▸ **TASK PROMPT**: Gather every line below where "thành" appears.

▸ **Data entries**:
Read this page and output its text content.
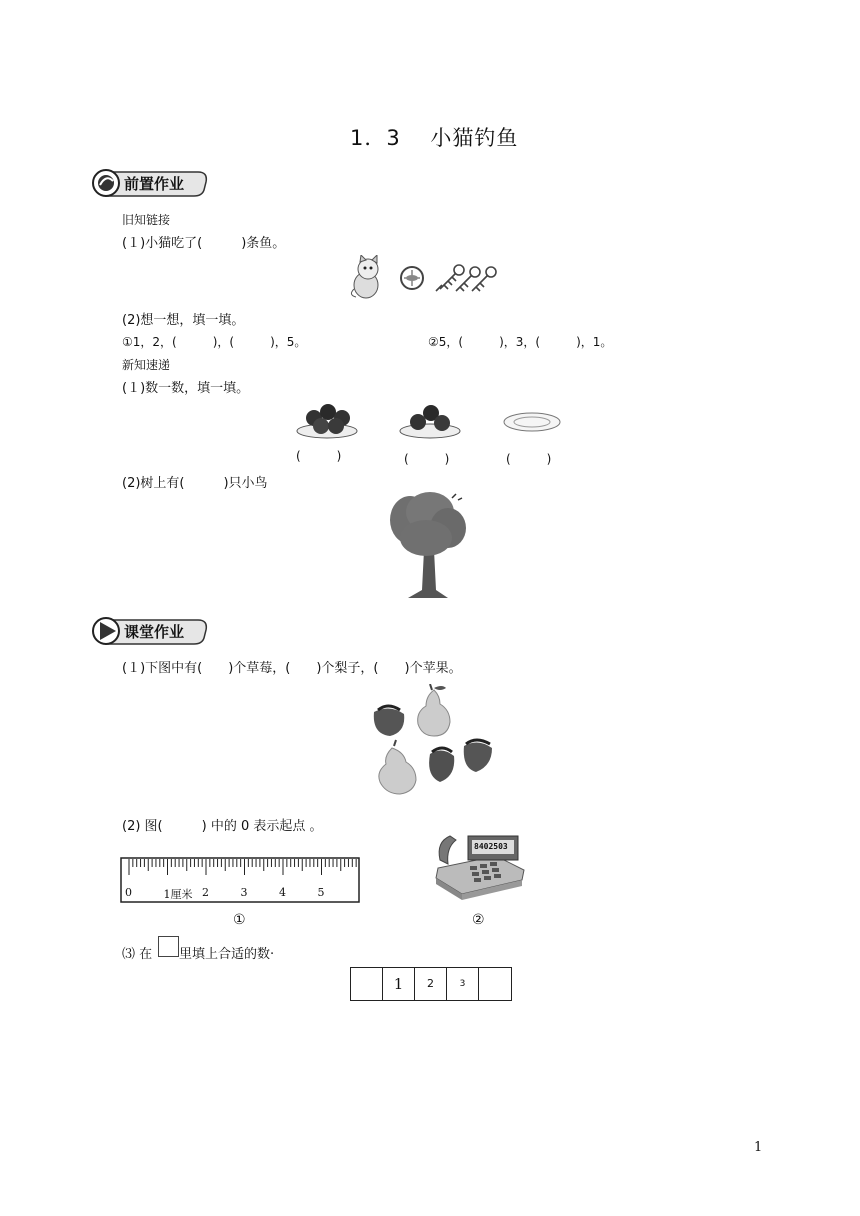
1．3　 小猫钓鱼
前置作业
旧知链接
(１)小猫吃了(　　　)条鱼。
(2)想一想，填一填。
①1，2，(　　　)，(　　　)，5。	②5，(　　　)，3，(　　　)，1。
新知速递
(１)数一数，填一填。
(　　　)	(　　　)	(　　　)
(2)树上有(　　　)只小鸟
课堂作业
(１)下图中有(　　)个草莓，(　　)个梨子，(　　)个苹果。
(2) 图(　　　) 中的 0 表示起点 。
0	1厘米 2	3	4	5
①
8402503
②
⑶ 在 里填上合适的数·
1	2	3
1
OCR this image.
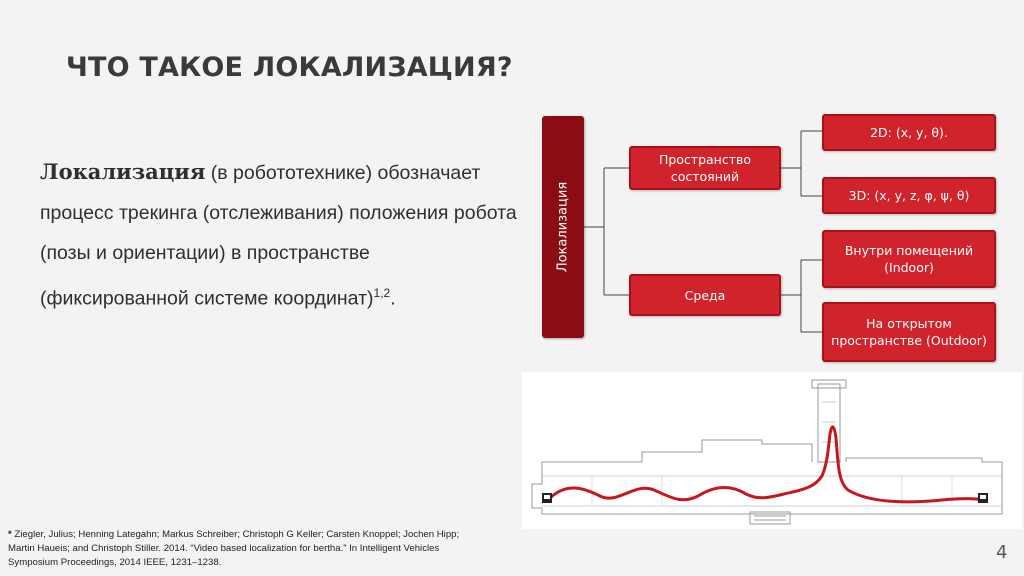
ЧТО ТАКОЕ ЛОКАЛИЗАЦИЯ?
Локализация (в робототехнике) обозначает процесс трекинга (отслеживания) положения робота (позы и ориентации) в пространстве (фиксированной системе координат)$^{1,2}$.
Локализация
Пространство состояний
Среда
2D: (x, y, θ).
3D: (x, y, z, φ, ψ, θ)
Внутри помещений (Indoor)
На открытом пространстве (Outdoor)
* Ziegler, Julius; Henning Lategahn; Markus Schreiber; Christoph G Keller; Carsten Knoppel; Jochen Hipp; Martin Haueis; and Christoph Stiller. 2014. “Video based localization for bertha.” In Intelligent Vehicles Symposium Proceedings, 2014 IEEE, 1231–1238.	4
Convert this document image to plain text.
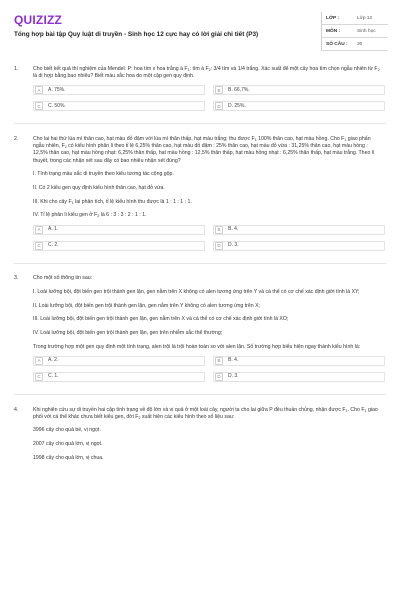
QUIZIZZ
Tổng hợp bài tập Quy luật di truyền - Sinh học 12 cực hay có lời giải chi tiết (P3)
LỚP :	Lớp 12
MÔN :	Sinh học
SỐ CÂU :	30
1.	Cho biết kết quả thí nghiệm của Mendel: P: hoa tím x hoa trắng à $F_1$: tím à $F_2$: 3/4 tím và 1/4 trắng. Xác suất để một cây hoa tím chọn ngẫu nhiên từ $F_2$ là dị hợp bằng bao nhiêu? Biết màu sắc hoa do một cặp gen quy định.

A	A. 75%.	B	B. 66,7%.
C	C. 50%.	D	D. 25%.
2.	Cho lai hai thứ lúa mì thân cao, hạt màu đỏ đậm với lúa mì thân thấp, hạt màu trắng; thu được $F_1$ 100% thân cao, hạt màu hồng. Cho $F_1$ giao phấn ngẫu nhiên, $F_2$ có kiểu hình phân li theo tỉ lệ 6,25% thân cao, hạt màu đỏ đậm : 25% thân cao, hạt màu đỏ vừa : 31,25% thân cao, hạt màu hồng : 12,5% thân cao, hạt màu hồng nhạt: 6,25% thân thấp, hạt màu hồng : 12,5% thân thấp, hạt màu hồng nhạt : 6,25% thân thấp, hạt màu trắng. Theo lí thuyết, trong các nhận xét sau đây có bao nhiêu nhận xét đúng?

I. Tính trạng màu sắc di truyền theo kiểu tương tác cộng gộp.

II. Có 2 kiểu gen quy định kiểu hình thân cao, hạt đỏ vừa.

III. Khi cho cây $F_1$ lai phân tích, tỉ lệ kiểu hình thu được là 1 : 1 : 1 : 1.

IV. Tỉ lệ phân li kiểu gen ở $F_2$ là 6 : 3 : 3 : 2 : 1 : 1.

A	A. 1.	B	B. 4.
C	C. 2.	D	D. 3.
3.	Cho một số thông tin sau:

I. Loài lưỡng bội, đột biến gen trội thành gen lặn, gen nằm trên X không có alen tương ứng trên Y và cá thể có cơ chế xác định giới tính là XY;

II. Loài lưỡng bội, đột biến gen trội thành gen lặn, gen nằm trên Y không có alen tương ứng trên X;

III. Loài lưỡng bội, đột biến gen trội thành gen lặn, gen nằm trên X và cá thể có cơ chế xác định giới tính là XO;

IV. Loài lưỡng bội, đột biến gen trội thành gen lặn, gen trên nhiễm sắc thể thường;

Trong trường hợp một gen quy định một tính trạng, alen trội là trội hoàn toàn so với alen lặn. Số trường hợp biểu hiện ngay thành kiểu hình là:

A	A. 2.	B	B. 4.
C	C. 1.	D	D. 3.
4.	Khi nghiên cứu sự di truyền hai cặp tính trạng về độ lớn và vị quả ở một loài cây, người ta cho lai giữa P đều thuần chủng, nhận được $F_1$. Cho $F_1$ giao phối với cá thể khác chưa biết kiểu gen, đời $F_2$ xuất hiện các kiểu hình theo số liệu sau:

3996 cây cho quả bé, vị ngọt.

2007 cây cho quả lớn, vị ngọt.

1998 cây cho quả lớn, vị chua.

* * *

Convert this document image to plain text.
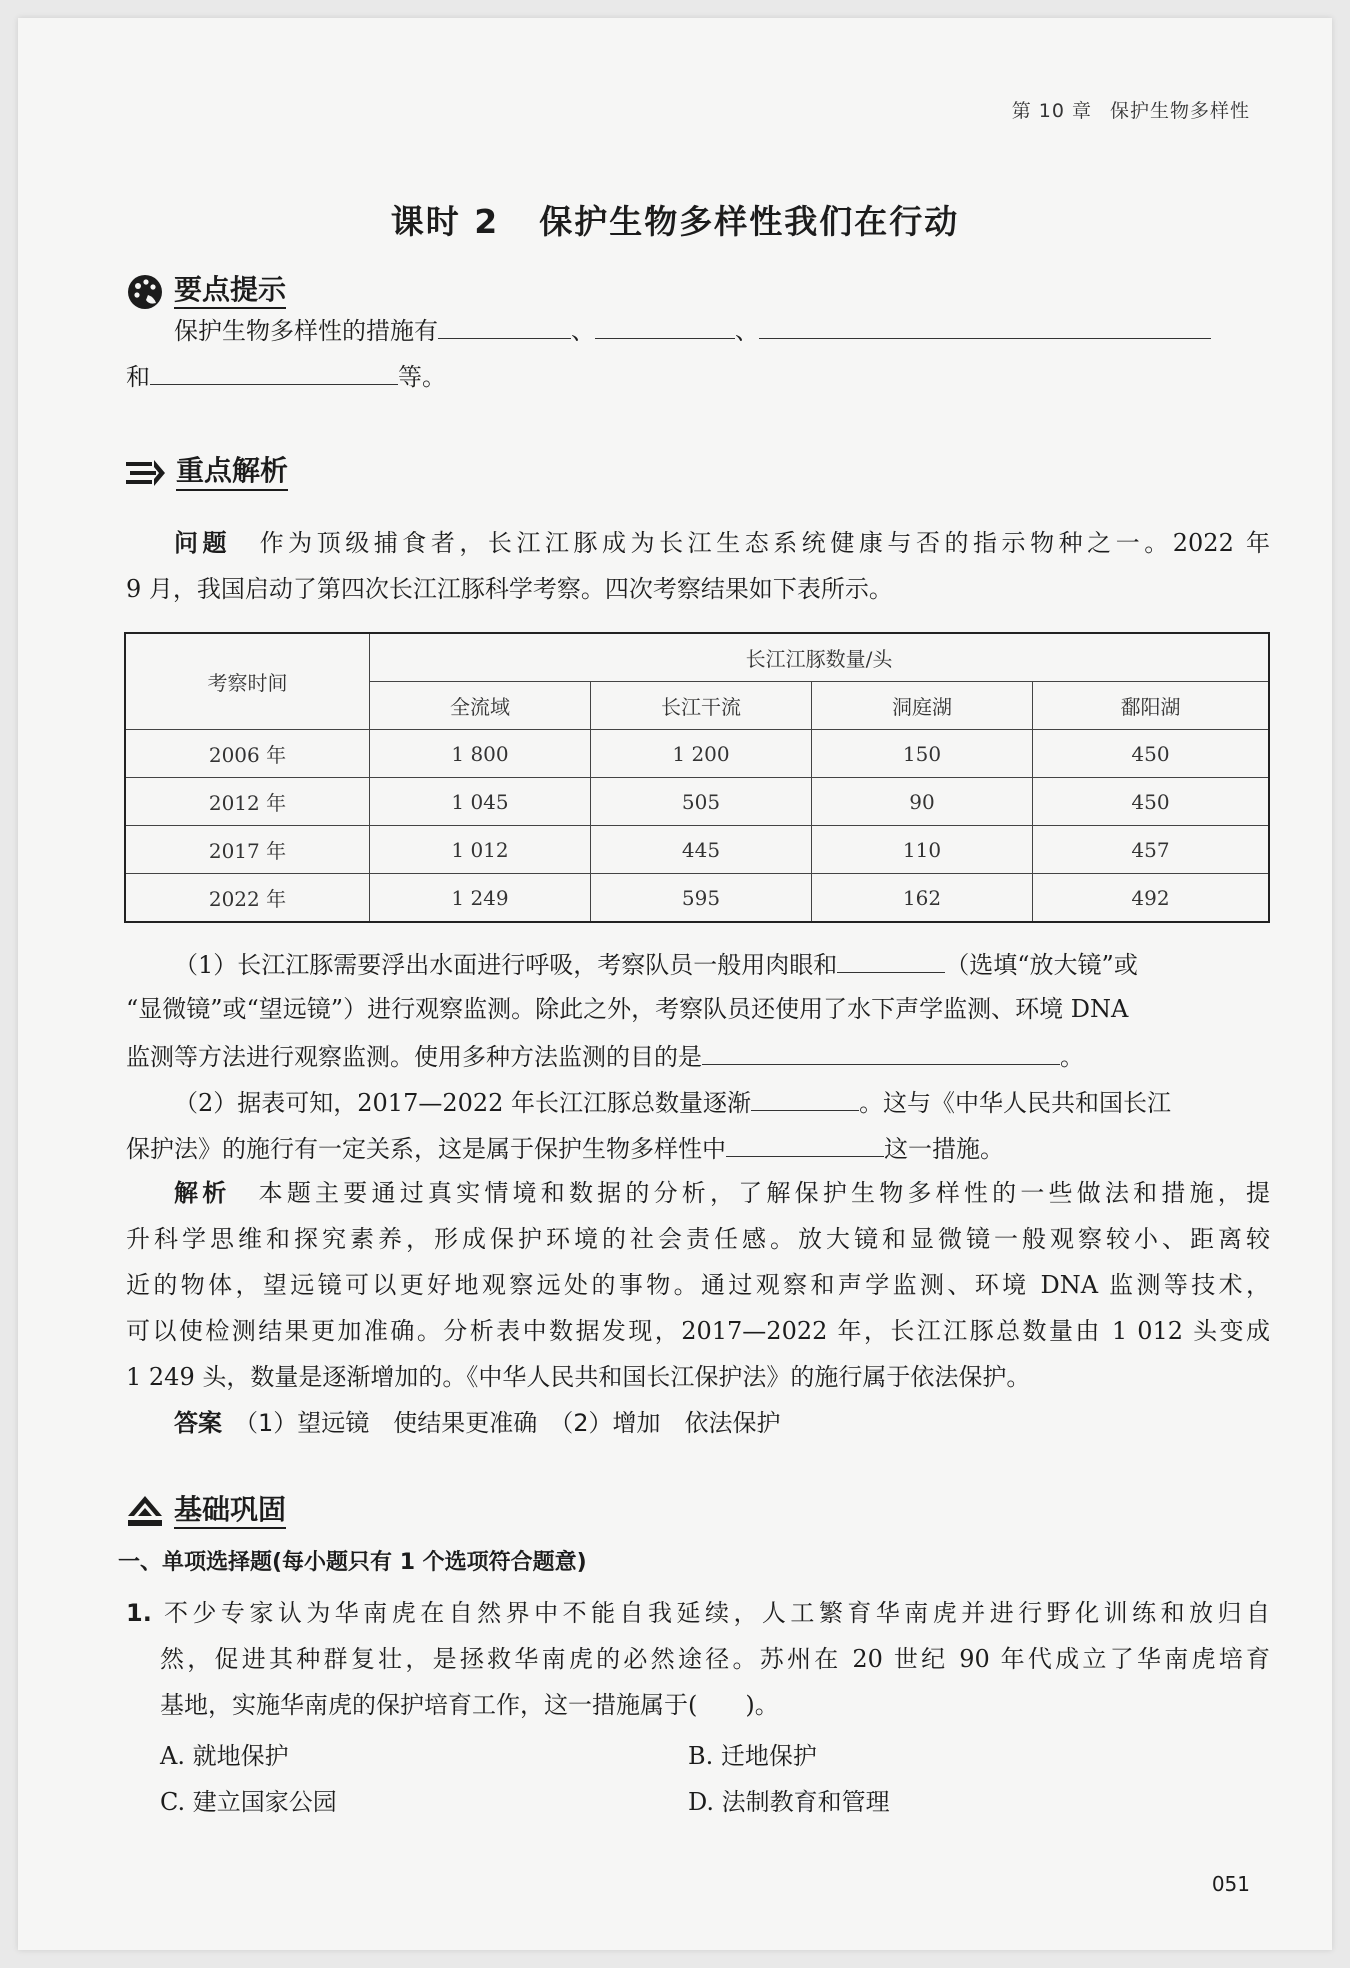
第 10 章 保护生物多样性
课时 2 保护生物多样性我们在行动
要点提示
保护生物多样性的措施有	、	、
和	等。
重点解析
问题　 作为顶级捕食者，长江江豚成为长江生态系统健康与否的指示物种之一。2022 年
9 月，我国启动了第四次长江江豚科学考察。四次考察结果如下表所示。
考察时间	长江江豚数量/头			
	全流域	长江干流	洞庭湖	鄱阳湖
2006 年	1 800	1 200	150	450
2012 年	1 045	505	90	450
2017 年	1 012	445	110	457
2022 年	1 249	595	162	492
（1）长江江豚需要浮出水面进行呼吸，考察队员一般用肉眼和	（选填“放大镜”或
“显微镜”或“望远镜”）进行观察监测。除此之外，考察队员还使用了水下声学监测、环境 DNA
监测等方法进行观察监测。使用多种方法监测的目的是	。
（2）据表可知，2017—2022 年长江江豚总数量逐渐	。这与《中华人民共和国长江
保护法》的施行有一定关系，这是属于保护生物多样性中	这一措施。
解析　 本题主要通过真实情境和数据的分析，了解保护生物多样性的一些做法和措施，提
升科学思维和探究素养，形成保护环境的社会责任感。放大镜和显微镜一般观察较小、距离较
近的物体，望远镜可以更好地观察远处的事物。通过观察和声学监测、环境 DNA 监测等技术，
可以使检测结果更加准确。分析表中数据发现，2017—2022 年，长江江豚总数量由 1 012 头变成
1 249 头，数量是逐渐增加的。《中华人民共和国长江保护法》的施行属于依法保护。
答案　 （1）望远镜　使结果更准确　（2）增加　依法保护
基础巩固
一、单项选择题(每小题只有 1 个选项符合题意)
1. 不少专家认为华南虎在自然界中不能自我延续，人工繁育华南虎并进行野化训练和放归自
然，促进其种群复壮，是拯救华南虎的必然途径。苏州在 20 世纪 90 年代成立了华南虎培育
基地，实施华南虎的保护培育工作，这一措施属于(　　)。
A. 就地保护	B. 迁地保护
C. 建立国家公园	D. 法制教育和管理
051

▸ **RESPONSE**:
I. Loài lưỡng bội, đột biến gen trội thành gen lặn, gen nằm trên X không có alen tương ứng trên Y và cá thể có cơ chế xác định giới tính là XY;
II. Loài lưỡng bội, đột biến gen trội thành gen lặn, gen nằm trên Y không có alen tương ứng trên X;
III. Loài lưỡng bội, đột biến gen trội thành gen lặn, gen nằm trên X và cá thể có cơ chế xác định giới tính là XO;
IV. Loài lưỡng bội, đột biến gen trội thành gen lặn, gen trên nhiễm sắc thể thường;
Trong trường hợp một gen quy định một tính trạng, alen trội là trội hoàn toàn so với alen lặn. Số trường hợp biểu hiện ngay thành kiểu hình là:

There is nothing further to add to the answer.